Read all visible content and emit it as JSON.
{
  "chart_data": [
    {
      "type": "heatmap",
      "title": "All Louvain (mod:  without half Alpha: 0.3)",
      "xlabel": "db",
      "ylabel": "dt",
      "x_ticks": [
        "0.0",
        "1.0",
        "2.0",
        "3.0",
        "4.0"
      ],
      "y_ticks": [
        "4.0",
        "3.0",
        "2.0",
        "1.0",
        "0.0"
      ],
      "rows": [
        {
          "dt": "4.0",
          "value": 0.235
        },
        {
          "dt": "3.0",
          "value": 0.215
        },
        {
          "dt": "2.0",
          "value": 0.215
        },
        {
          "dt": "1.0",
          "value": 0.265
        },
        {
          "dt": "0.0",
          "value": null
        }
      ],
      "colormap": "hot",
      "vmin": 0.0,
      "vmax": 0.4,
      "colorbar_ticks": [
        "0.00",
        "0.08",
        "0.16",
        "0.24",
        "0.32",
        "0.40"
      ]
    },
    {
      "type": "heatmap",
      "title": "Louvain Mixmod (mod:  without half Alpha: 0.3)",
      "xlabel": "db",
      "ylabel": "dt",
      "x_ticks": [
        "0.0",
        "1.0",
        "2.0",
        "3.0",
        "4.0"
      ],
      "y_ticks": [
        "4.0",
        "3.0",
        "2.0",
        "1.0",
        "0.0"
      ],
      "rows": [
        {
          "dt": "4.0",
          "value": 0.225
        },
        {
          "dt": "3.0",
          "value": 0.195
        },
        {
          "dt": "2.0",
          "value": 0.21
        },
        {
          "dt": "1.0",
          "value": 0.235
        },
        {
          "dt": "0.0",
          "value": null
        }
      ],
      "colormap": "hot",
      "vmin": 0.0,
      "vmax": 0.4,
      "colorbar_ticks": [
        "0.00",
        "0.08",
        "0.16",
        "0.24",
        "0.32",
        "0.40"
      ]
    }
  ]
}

================

- [Required task]: Return every line in the listing that contains the word "Louvain".

- [Solution for this task]:
      "title": "All Louvain (mod:  without half Alpha: 0.3)",
      "title": "Louvain Mixmod (mod:  without half Alpha: 0.3)",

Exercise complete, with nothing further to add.